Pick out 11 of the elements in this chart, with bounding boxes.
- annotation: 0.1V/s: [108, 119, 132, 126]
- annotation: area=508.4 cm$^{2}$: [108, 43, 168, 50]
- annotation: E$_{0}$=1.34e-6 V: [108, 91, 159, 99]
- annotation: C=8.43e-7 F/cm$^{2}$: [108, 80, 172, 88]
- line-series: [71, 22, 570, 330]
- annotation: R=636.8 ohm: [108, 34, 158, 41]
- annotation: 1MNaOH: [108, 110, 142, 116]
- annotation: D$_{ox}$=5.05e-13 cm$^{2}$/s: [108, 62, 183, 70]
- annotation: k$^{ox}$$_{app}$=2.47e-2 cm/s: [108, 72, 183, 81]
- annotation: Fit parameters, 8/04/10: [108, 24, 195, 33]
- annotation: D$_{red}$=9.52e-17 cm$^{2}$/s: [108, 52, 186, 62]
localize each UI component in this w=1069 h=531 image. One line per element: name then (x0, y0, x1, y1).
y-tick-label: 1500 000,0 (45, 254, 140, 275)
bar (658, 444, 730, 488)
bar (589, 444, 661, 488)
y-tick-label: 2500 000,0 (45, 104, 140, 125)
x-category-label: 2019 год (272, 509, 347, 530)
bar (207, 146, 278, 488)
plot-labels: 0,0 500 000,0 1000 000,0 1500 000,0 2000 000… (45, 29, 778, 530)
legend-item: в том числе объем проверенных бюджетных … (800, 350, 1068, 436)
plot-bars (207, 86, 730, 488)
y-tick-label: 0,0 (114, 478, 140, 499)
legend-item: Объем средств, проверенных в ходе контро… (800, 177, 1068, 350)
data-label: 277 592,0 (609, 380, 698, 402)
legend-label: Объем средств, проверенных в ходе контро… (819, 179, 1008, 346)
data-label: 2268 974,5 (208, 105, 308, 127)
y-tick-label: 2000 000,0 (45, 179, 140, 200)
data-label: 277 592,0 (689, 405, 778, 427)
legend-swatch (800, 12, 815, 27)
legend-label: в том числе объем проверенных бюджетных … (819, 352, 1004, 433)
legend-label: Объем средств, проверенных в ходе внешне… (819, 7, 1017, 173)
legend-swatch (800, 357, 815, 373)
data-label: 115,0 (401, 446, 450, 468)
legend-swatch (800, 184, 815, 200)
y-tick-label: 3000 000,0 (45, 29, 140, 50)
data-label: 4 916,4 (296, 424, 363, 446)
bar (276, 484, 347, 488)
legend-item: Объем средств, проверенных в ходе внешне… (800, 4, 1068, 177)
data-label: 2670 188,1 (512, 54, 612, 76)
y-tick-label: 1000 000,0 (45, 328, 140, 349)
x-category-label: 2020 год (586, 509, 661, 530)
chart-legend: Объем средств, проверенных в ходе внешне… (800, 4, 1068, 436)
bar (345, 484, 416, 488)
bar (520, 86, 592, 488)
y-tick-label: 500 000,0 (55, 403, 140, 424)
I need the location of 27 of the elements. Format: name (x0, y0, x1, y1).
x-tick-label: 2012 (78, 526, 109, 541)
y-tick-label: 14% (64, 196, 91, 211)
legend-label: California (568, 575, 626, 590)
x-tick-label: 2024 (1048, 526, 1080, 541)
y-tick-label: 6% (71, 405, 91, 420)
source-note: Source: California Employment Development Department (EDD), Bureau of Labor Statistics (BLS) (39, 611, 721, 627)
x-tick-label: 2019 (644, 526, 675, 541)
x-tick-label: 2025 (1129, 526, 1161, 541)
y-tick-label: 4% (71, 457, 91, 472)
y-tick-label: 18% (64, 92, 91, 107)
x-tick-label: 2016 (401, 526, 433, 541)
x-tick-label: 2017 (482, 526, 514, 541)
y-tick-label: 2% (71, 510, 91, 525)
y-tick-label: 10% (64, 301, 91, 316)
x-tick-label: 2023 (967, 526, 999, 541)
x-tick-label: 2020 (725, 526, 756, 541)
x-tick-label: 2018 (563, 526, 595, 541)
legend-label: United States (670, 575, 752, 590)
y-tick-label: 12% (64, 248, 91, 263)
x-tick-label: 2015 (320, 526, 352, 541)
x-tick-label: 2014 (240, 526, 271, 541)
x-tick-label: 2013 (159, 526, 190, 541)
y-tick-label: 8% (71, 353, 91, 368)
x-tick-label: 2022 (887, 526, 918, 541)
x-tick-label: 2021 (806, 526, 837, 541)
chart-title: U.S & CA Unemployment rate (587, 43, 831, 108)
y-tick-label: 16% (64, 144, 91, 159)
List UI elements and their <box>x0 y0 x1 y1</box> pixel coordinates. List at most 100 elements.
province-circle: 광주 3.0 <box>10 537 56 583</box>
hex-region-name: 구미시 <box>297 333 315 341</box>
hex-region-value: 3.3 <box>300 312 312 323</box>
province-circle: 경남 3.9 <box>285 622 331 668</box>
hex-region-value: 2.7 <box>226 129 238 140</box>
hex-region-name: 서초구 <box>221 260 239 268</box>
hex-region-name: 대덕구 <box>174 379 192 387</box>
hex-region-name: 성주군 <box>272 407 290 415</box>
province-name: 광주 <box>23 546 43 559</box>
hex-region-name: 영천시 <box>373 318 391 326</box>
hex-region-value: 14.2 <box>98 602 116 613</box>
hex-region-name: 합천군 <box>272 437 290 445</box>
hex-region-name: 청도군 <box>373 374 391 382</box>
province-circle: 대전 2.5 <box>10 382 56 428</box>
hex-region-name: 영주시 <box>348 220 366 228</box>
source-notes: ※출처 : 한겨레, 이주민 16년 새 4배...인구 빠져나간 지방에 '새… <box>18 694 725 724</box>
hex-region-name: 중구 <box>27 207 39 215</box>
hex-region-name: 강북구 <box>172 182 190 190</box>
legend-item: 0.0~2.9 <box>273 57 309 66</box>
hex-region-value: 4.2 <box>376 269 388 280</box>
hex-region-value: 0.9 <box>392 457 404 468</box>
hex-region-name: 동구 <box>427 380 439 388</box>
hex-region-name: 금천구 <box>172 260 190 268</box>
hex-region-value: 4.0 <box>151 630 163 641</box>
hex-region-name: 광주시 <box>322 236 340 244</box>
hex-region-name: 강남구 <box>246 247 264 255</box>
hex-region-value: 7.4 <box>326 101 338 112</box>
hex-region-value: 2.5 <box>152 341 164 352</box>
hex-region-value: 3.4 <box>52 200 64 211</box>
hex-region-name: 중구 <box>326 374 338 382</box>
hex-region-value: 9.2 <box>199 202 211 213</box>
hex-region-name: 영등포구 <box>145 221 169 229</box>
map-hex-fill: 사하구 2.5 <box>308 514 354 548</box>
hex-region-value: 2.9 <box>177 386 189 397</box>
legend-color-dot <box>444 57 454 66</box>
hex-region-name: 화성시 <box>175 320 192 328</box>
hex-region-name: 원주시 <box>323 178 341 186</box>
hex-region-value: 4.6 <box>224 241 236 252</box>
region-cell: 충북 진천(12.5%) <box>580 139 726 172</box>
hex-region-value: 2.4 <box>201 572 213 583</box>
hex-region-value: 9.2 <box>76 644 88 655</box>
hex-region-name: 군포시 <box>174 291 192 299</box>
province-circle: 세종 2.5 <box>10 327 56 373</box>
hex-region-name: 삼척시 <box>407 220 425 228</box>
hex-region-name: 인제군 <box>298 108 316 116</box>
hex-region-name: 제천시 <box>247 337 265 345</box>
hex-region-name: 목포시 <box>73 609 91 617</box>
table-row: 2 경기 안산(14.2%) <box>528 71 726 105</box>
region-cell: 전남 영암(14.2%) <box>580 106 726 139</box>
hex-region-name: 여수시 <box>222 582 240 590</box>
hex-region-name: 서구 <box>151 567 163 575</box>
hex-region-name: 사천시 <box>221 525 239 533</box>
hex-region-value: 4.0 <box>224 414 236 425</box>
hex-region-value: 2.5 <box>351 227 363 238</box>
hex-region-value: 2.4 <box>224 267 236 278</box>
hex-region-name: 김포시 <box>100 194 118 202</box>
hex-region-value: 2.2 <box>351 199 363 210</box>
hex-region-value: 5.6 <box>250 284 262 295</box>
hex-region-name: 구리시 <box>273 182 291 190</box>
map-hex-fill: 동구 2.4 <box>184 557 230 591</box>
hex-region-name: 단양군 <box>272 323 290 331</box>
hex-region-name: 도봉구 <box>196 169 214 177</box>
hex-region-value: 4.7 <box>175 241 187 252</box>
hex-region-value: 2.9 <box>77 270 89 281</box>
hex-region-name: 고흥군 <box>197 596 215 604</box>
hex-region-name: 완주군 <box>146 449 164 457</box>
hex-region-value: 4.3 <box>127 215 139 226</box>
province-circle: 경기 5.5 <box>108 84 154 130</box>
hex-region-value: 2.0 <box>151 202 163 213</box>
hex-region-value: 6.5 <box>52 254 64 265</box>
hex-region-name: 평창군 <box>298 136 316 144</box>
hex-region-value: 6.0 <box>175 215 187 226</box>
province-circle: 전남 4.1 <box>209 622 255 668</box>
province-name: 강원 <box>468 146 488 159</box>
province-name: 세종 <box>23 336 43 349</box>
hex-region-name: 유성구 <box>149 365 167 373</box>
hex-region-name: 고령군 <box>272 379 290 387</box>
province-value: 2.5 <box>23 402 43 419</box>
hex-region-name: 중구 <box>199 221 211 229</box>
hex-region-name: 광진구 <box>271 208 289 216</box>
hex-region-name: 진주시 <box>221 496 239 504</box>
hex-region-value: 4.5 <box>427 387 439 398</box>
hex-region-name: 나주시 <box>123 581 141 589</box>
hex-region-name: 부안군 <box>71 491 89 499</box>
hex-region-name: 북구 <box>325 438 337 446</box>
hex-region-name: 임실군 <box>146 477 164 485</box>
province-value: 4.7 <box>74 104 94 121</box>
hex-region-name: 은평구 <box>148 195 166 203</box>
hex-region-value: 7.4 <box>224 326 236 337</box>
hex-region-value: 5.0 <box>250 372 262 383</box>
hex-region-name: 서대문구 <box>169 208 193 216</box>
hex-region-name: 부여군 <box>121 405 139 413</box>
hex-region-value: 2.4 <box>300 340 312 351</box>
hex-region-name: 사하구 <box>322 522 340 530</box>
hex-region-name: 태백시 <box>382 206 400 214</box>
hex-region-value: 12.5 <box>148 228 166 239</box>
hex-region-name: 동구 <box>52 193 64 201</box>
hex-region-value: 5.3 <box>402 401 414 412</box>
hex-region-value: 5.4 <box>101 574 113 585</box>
________
- PROMPT:
Rewrite the items from the very beginning through the line containing "x-category-label: 2020 год", changing "annotation" to "note" and keeping everything else the same.

- SOLUTION:
Pick out 11 of the elements in this chart, with bounding boxes.
- note: 0.1V/s: [108, 119, 132, 126]
- note: area=508.4 cm$^{2}$: [108, 43, 168, 50]
- note: E$_{0}$=1.34e-6 V: [108, 91, 159, 99]
- note: C=8.43e-7 F/cm$^{2}$: [108, 80, 172, 88]
- line-series: [71, 22, 570, 330]
- note: R=636.8 ohm: [108, 34, 158, 41]
- note: 1MNaOH: [108, 110, 142, 116]
- note: D$_{ox}$=5.05e-13 cm$^{2}$/s: [108, 62, 183, 70]
- note: k$^{ox}$$_{app}$=2.47e-2 cm/s: [108, 72, 183, 81]
- note: Fit parameters, 8/04/10: [108, 24, 195, 33]
- note: D$_{red}$=9.52e-17 cm$^{2}$/s: [108, 52, 186, 62]
localize each UI component in this w=1069 h=531 image. One line per element: name then (x0, y0, x1, y1).
y-tick-label: 1500 000,0 (45, 254, 140, 275)
bar (658, 444, 730, 488)
bar (589, 444, 661, 488)
y-tick-label: 2500 000,0 (45, 104, 140, 125)
x-category-label: 2019 год (272, 509, 347, 530)
bar (207, 146, 278, 488)
plot-labels: 0,0 500 000,0 1000 000,0 1500 000,0 2000 000… (45, 29, 778, 530)
legend-item: в том числе объем проверенных бюджетных … (800, 350, 1068, 436)
plot-bars (207, 86, 730, 488)
y-tick-label: 0,0 (114, 478, 140, 499)
legend-item: Объем средств, проверенных в ходе контро… (800, 177, 1068, 350)
data-label: 277 592,0 (609, 380, 698, 402)
legend-label: Объем средств, проверенных в ходе контро… (819, 179, 1008, 346)
data-label: 2268 974,5 (208, 105, 308, 127)
y-tick-label: 2000 000,0 (45, 179, 140, 200)
data-label: 277 592,0 (689, 405, 778, 427)
legend-swatch (800, 12, 815, 27)
legend-label: в том числе объем проверенных бюджетных … (819, 352, 1004, 433)
legend-label: Объем средств, проверенных в ходе внешне… (819, 7, 1017, 173)
legend-swatch (800, 357, 815, 373)
data-label: 115,0 (401, 446, 450, 468)
legend-swatch (800, 184, 815, 200)
y-tick-label: 3000 000,0 (45, 29, 140, 50)
data-label: 4 916,4 (296, 424, 363, 446)
bar (276, 484, 347, 488)
legend-item: Объем средств, проверенных в ходе внешне… (800, 4, 1068, 177)
data-label: 2670 188,1 (512, 54, 612, 76)
y-tick-label: 1000 000,0 (45, 328, 140, 349)
x-category-label: 2020 год (586, 509, 661, 530)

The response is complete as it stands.